- 2010 DVD release cover
- Directed by: Sergei Nolbandov
- Screenplay by: John Dighton Monja Danischewsky Sergei Nolbandov (uncredited) Milosh Sekulich (uncredited)
- Story by: George Slocombe Milosh Sekulich (uncredited) Sergei Nolbandov (uncredited)
- Produced by: Michael Balcon S. C. Balcon
- Starring: John Clements Mary Morris Michael Wilding Stephen Murray Tom Walls Stanley Baker Godfrey Tearle
- Cinematography: Wilkie Cooper
- Edited by: Eileen Bolan
- Music by: Frederic Austin
- Production company: Ealing Studios
- Distributed by: United Artists
- Release dates: 27 July 1943 (UK); 14 September 1944 (US);
- Running time: 80 minutes
- Country: United Kingdom
- Language: English

= Undercover (1943 film) =

1943 film by Sergei Nolbandov

Undercover is a 1943 British war film produced by Ealing Studios, originally titled Chetnik. It was filmed in Wales and released on 27 July 1943. Its subject is a guerrilla movement in German-occupied Yugoslavia, loosely based on Draza Mihailovich's Chetnik resistance movement.

> SOURCE MATERIAL
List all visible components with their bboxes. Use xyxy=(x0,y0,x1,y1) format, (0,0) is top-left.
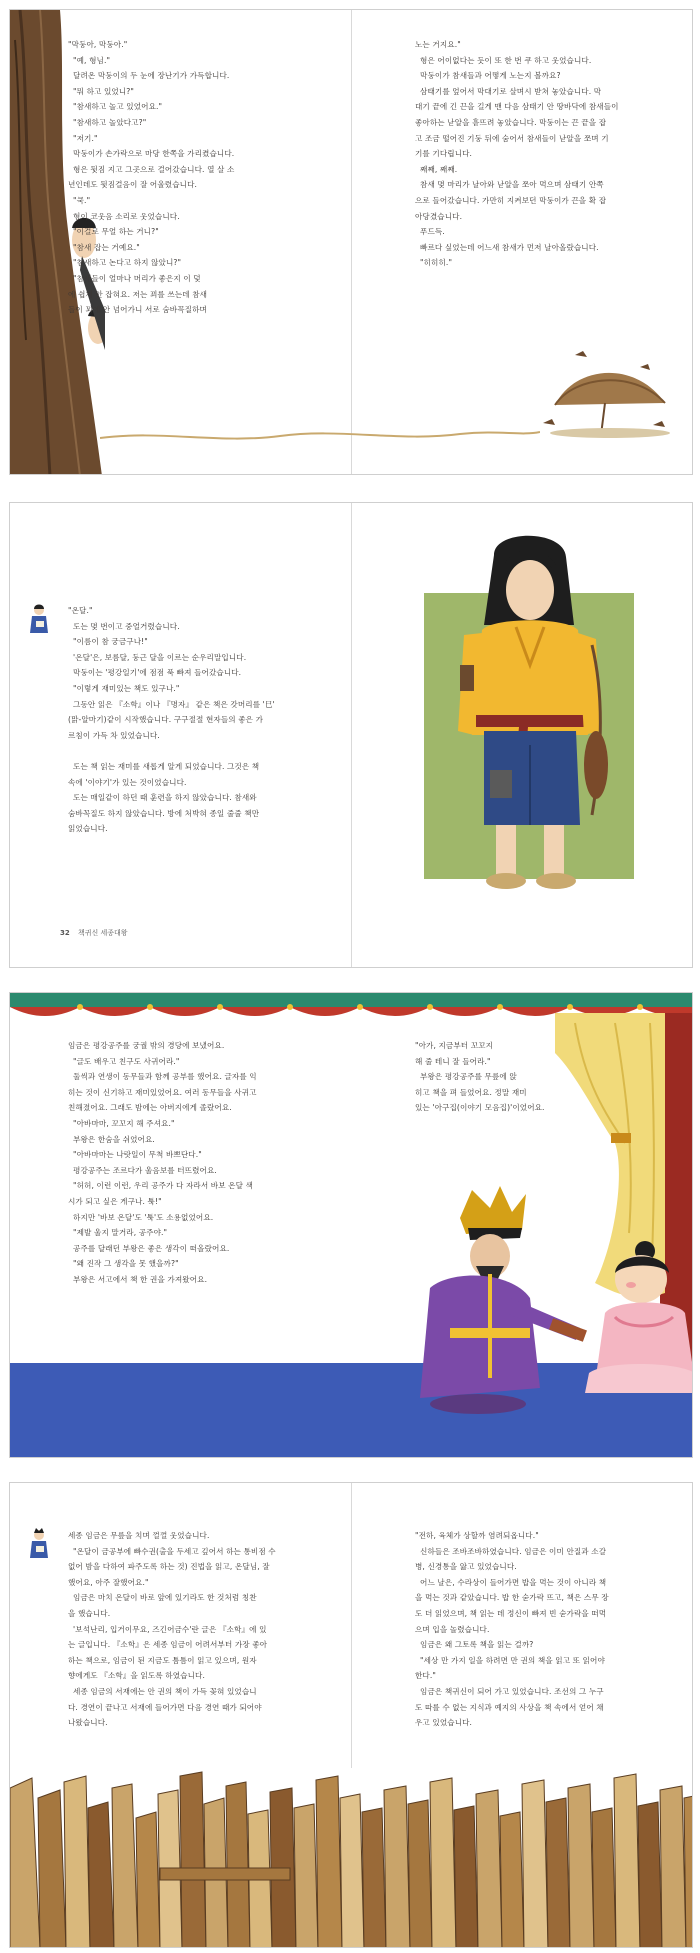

> EXERCISE INSTRUCTIONS
Retype the section of the film overview starting at "- 2010 DVD release" and ending at "(uncredited) Sergei Nolbandov (uncredited)". The material that comes after the film overview has no connection to it.

> EXERCISE RESULT
- 2010 DVD release cover
- Directed by: Sergei Nolbandov
- Screenplay by: John Dighton Monja Danischewsky Sergei Nolbandov (uncredited) Milosh Sekulich (uncredited)
- Story by: George Slocombe Milosh Sekulich (uncredited) Sergei Nolbandov (uncredited)